Pada remaja atau orang dewasa, individu yang memiliki
gaya kelekatan ini memiliki self esteem yang rendah dan negatif
terhadap orang lain, kurang percaya diri, merasa kurang berharga,
dan memandang orang lain mempunyai komitmen rendah dalam
hubungan interpersonal, Kurang asertif dan merasa tidak dicintai
orang lain, kurang bersedia untuk menolong, dan menggambarkan
orangtua mereka secara negatif (Baron dan Byrne, 2005: 14).
c. Gaya kelekatan terpreokupasi (preoccupied attachment style)
Dalam model Bartholomew, gaya kelekatan terpreokupasi
adalah suatu gaya yang memiliki karakteristik self-esteem yang
rendah dan kepercayaan interpersonal yang tinggi. Biasanya
dijelaskan sebagai gaya yang mengandung pertentangan dan tidak
aman dimana individu benar-benar mengharap sebuah hubungan
dekat tapi merasa bahwa ia tidak layak untuk pasangannya dan juga
rentan akan penolakan.
Pada remaja atau orang dewasa, Individu dengan gaya
kelekatan ini sangat membutuhkan kedekatan dengan orang lain,
sangat takut ditelantarkan, dan cenderung terlalu bergantung pada
pasangannya. Mereka mencari kedekatan dalam hubungan tetapi
mereka juga merasa malu dan tidak pantas menerima cinta dari
orang lain. Kebutuhan untuk dicintai dan diakui ditambah dengan
23
adanya self criticism mendorong terjadinya depresi ssetiap kali
hubungan menjadi buruk (Baron dan Byrne, 2005: 14).
d. Gaya kelekatan menolak (dismissing attachment style)

* [Baris hasil ekstraksi]:
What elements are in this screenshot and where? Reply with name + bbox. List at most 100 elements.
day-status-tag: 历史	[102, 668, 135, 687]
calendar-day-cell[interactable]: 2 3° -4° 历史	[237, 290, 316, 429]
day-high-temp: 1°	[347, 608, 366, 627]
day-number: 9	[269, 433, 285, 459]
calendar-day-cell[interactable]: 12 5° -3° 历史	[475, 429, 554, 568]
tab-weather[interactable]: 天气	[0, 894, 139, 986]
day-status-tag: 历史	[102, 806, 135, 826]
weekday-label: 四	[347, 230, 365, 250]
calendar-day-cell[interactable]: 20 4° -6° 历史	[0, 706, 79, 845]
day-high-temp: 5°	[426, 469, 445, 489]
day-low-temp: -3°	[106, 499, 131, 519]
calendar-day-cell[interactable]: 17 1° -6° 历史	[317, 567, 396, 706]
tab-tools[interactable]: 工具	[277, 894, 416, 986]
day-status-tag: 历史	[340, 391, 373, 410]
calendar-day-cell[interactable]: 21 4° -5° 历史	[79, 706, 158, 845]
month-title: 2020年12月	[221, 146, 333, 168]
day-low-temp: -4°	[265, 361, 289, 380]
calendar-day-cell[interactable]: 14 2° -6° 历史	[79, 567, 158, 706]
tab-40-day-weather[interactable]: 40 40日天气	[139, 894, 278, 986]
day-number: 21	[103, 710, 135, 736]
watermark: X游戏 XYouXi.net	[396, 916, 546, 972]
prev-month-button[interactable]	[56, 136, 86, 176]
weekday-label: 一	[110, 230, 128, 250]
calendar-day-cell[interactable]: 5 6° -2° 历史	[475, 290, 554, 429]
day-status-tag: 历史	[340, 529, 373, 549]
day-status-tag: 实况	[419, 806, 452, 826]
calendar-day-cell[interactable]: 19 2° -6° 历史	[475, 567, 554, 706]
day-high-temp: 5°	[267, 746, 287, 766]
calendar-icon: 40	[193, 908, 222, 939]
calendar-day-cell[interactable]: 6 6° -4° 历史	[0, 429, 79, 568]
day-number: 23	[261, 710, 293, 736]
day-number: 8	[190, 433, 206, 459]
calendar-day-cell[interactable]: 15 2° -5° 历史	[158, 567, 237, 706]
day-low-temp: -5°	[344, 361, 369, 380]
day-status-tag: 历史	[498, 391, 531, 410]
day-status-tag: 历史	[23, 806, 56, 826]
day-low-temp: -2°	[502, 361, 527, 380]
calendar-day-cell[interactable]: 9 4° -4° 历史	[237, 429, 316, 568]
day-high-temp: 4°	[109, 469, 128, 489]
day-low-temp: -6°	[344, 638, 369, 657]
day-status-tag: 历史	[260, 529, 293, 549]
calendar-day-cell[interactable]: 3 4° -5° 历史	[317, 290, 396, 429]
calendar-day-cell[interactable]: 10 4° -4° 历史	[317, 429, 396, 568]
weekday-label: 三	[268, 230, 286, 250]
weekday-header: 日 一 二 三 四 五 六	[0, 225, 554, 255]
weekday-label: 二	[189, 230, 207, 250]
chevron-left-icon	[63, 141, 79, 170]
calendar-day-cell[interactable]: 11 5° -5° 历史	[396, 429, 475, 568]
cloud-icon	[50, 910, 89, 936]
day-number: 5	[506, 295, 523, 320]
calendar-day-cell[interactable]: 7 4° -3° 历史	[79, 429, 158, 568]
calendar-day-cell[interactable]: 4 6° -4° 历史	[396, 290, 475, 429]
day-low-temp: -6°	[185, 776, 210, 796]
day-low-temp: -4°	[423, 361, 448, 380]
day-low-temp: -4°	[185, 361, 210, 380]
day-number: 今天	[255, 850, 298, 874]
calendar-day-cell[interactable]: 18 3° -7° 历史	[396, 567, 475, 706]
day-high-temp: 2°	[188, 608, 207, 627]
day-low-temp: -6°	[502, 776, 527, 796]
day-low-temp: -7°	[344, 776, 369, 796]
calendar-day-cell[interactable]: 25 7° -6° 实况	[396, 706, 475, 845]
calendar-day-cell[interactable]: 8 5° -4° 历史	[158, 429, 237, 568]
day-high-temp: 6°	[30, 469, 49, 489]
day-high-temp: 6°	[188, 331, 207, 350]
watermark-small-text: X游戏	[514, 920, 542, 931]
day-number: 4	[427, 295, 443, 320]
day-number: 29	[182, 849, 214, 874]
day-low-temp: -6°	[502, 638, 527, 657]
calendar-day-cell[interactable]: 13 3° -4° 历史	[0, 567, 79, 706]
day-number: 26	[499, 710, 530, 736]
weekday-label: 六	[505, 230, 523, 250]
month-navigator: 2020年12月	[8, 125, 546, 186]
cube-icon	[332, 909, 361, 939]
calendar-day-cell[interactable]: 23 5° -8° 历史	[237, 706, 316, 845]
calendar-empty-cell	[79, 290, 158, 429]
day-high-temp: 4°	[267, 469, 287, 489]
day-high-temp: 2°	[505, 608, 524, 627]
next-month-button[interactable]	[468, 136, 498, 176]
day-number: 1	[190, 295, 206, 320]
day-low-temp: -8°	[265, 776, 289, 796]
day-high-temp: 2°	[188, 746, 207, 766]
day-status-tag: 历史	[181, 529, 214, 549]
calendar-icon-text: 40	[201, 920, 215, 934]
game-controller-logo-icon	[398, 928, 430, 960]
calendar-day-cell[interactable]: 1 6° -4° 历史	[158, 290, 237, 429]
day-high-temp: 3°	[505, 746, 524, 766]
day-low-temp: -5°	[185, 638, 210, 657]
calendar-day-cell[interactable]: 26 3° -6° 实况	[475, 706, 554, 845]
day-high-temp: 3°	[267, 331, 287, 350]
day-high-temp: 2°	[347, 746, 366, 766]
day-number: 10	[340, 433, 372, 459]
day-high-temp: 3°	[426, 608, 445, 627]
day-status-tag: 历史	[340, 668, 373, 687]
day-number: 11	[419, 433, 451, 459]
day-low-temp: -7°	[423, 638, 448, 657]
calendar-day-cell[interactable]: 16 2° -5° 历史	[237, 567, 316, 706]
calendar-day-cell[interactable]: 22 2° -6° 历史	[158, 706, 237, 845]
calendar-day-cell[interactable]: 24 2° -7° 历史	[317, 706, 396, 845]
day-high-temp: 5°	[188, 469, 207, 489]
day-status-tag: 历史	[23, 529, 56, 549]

* [Kerjakan berikut ini]:
1. Menurut teks tentang gaya kelekatan, apa karakteristik gaya kelekatan terpreokupasi dalam model Bartholomew?
2. Lanjutkan teks tentang gaya kelekatan mulai dari titik terakhirnya.

* [Jawaban akhir]:
1. Gaya ini memiliki karakteristik self-esteem yang rendah dan kepercayaan interpersonal yang tinggi.

2.
Dalam model Bartholomew, gaya kelekatan menolak
adalah suatu gaya yang memiliki karakteristik self-esteem yang
tinggi dan kepercayaan interpersonal yang rendah. Gaya ini
biasanya digambarkan sebagai gaya yang berisi konflik dan agak
tidak aman dimana individu merasa dia “layak memperoleh”
hubungan akrab namun tidak mempercayai calon pasangan yang
potensial. Akibatnya adalah kecenderungan untuk menolak orang
lain pada suatu titik dalam hubungan guna menghindari supaya
tidak menjadi seseorang yang ditolak.
Pada remaja atau orang dewasa, individu dengan gaya
kelekatan ini merasa dirinya cukup baik untuk memiliki hubungan
dekat dengan orang lain tetapi ia tidak memiliki kepercayaan pada
orang lain. Hal ini cenderung membuatnya menolak hubungan
dengan orang lain dalam rangka menghindari penolakan. Orang
lain melihat individu ini sebagai individu yang tidak ramah dan
kemampuan sosialnya terbatas. Masalah utamanya, mereka
cenderung melihat orang lain secara negatif (Baron dan Byrne,
2005: 14).
24
5. Manfaat kelekatan
Rini (2002) berpendapat bahwa kelekatan dapat memberikan
pengaruh positif terhadap remaja yang mendapatkannya, antara lain:
a. Rasa percaya diri
Perhatian dan kasih sayang orang tua yang stabil, menumbuhkan
keyakinan bahwa diri remaja berharga bagi orang lain. Jaminan
adanya perhatian orang tua yang stabil, membuat remaja belajar
percaya pada orang lain.
b. Kemampuan membina hubungan yang hangat
Hubungan yang diperoleh remaja dari orang tua, menjadi pelajaran
bagi remaja untuk kelak diterapkan dalam kehidupannya setelah
dewasa. Kelekatan yang hangat, menjadi tolak ukur dalam
membentuk hubungan dengan teman hidup dan sesamanya. Namun
hubungan yang buruk, menjadi pengalaman yang traumatis bagi
remaja, sehingga menghalangi kemampuan membina hubungan
yang stabil dan harmonis dengan orang lain.
c. Mengasihi sesama dan peduli pada orang lain
Remaja yang tumbuh dalam hubungan kelekatan yang hangat, akan
memiliki sensitivitas atau kepekaan yang tinggi terhadap kebutuhan
sekitarnya. Dia mempunyai kepedulian yang tinggi dan kebutuhan
untuk membantu orang lain yang sedang membutuhkan bantuan.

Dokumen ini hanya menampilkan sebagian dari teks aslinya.